→ To do
Below is a block of records. Copy every line in it that contains the word "label".

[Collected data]
********

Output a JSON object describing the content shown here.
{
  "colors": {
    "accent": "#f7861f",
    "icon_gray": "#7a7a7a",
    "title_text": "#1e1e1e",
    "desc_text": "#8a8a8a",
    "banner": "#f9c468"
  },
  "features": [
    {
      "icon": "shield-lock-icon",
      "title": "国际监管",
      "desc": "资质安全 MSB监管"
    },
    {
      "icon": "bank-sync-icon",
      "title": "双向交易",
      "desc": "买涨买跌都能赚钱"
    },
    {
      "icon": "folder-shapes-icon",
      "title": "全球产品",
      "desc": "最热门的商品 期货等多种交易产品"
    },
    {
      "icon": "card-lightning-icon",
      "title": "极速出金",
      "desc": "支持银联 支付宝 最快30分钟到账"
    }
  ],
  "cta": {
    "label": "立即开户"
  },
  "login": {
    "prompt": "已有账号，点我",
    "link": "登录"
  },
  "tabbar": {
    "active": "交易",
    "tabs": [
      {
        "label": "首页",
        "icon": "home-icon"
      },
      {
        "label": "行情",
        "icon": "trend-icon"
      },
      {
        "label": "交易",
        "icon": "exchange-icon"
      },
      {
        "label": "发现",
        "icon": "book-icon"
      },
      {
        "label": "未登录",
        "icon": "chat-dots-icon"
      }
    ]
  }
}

********

→ Response
    "label": "立即开户"
        "label": "首页",
        "label": "行情",
        "label": "交易",
        "label": "发现",
        "label": "未登录",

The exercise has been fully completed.